Saved data entries
________________

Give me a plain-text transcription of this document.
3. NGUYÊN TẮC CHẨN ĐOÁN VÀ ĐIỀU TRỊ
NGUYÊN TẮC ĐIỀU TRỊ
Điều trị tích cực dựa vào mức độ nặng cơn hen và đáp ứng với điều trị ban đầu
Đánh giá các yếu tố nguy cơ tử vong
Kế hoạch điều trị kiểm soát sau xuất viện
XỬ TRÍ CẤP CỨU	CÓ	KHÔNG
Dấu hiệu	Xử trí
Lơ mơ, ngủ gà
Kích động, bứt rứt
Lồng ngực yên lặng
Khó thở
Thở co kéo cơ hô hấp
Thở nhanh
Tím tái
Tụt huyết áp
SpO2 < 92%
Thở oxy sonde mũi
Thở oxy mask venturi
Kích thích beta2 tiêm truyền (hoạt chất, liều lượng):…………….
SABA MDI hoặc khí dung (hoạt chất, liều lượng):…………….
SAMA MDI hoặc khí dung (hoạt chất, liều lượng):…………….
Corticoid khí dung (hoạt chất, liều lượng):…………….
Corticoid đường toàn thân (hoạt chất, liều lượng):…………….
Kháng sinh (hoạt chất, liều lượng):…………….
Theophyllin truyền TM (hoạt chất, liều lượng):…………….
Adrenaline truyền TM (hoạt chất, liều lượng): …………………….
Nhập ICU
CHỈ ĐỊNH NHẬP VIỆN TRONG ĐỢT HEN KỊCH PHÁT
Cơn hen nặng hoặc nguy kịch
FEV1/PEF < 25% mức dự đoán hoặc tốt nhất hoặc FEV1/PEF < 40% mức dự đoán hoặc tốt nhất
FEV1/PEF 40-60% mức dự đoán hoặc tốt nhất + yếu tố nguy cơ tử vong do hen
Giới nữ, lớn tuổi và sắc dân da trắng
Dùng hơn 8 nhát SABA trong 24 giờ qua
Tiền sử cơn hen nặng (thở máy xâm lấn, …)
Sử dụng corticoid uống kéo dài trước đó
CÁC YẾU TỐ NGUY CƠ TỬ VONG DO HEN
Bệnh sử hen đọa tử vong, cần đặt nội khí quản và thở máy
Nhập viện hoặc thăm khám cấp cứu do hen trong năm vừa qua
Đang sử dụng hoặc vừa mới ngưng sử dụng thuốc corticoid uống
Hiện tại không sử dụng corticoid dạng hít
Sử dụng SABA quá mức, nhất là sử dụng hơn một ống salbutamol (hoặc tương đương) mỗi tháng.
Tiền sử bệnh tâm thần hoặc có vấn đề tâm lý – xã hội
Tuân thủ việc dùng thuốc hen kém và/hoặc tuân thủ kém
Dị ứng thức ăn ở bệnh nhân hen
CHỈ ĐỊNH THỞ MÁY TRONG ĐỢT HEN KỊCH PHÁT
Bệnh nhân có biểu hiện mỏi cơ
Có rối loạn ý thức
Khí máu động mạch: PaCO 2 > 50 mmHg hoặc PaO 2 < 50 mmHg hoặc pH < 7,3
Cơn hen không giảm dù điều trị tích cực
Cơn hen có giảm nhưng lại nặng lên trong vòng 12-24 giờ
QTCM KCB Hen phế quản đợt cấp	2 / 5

________________

# What this task involves
Find every line in the records above that contains the word "uống", and copy each one.

# The output
Sử dụng corticoid uống kéo dài trước đó
Đang sử dụng hoặc vừa mới ngưng sử dụng thuốc corticoid uống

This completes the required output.